====== Given passage ======

# Continuous evaluation

Pre- and post-deployment evaluations catch regressions before merge. **Continuous evaluation** catches them after merge — when something slips through, when production traffic shifts, when the model provider quietly updates their backend.

## The shape of the work

1. **Ingest live traces.** Your application emits trace JSON; Stratix ingests via API or SDK.
2. **Define a trace evaluation.** Pick the scorers and judges you want applied. The same scorers and judges from your pre- and post-deployment evaluations work here.
3. **Schedule it.** Run the trace evaluation on a recurring cadence — daily, hourly, per-batch.
4. **Watch the trend.** Stratix shows score-over-time per scorer per dimension.
5. **Get notified on drift.** When a score crosses a threshold, surface a notification (Premium) or a Slack alert.

## Why it works on Stratix

* **Same engine across pre-deploy and continuous.** The scorers and judges you built for CI gates are reusable.
* **Trace-first design.** Stratix's trace pipeline is shaped for continuous workflows; ingestion is rate-limited and persistent.
* **GEPA-optimized judges.** Your judge agreement with humans stays tight as live traffic shifts.
* **Org-scoped and tenant-isolated.** One tenant's burst doesn't affect another.

======

§ **Written instruction a**:
State whether each of these statements agrees with the passage on continuous evaluation, answering yes or no and quoting the words of the passage that decide it: (i) Stratix ingests traces via API or SDK; (ii) a trace evaluation can be scheduled only on a daily basis; (iii) a burst in one tenant can affect another tenant.
The passage on continuous evaluation has no connection to the rows that follow it.

====== Data entries ======

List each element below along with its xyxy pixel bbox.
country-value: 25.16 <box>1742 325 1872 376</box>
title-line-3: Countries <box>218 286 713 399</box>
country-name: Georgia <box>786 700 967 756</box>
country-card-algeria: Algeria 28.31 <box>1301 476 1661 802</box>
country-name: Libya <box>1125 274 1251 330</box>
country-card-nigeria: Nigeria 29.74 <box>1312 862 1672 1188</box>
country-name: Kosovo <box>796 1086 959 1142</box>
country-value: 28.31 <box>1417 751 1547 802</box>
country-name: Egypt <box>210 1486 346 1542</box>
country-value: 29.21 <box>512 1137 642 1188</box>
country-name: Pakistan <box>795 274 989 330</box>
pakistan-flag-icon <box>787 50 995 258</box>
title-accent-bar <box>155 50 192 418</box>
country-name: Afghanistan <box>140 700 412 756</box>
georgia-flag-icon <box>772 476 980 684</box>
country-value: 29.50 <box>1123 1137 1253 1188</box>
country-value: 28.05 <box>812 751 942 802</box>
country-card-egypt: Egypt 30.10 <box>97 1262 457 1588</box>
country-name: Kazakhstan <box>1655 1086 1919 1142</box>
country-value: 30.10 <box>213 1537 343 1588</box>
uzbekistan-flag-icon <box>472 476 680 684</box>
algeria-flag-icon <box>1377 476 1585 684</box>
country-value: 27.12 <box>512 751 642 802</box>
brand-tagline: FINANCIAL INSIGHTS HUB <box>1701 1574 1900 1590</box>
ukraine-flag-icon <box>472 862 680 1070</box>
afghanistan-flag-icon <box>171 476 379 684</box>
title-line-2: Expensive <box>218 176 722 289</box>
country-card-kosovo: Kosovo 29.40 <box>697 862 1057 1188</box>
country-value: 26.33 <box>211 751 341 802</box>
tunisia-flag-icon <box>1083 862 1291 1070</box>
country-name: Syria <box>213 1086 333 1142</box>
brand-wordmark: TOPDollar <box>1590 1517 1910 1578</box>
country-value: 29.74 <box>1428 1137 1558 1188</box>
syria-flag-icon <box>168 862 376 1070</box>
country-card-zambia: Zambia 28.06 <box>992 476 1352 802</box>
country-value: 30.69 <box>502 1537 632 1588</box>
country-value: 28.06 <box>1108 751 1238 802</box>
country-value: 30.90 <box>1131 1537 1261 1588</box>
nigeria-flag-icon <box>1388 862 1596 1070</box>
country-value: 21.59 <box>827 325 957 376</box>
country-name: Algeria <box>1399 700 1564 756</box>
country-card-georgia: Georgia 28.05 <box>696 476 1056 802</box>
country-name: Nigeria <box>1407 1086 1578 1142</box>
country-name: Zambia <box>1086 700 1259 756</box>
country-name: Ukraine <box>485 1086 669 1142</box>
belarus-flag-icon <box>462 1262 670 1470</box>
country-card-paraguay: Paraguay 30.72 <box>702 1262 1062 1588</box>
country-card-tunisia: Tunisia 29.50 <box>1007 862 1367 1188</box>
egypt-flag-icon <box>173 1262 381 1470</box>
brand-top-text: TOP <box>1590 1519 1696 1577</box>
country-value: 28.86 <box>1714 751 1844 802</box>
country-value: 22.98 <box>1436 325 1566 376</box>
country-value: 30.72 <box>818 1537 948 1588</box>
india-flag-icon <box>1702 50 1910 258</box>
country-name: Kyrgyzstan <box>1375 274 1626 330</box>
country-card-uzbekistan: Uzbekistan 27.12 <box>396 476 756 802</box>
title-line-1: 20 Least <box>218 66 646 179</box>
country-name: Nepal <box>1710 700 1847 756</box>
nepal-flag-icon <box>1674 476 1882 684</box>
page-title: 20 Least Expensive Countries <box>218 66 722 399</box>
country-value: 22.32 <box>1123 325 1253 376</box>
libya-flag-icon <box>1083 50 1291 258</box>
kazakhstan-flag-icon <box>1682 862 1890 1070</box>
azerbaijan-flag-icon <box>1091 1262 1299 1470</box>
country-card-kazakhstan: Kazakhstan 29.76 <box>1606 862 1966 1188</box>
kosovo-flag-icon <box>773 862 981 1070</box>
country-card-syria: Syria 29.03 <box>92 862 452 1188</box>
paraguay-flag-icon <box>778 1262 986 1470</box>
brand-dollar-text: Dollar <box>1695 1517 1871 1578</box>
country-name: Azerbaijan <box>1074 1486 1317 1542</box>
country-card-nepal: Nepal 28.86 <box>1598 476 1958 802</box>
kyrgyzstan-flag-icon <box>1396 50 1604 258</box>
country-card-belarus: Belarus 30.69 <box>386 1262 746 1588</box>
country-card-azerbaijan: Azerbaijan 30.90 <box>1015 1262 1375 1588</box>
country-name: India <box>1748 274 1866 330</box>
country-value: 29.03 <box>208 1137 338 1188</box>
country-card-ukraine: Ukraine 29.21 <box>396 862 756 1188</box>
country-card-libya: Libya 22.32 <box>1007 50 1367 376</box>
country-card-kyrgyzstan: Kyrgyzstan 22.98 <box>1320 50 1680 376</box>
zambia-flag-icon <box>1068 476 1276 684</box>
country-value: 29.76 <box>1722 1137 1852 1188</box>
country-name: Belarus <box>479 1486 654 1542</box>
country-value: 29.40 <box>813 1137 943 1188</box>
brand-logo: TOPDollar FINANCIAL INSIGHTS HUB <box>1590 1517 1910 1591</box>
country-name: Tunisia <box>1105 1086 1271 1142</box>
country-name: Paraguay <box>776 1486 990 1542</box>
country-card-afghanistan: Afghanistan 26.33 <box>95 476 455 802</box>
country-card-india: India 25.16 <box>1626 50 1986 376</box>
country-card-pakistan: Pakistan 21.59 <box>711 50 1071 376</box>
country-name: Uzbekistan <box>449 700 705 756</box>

======

§ **Written instruction b**:
Render the stretch of the rows from the first row through the row containing "country-name: Libya <box>1125" as a Markdown table with the columns Row and Line, giving each row's number and its text and leaving out blank lines.

§ **Task response a**:
(i) Yes: "Stratix ingests via API or SDK."
(ii) No: "Run the trace evaluation on a recurring cadence — daily, hourly, per-batch."
(iii) No: "One tenant's burst doesn't affect another."

§ **Task response b**:
| Row | Line |
|---|---|
| 1 | List each element below along with its xyxy pixel bbox. |
| 2 | country-value: 25.16 <box>1742 325 1872 376</box> |
| 3 | title-line-3: Countries <box>218 286 713 399</box> |
| 4 | country-name: Georgia <box>786 700 967 756</box> |
| 5 | country-card-algeria: Algeria 28.31 <box>1301 476 1661 802</box> |
| 6 | country-name: Libya <box>1125 274 1251 330</box> |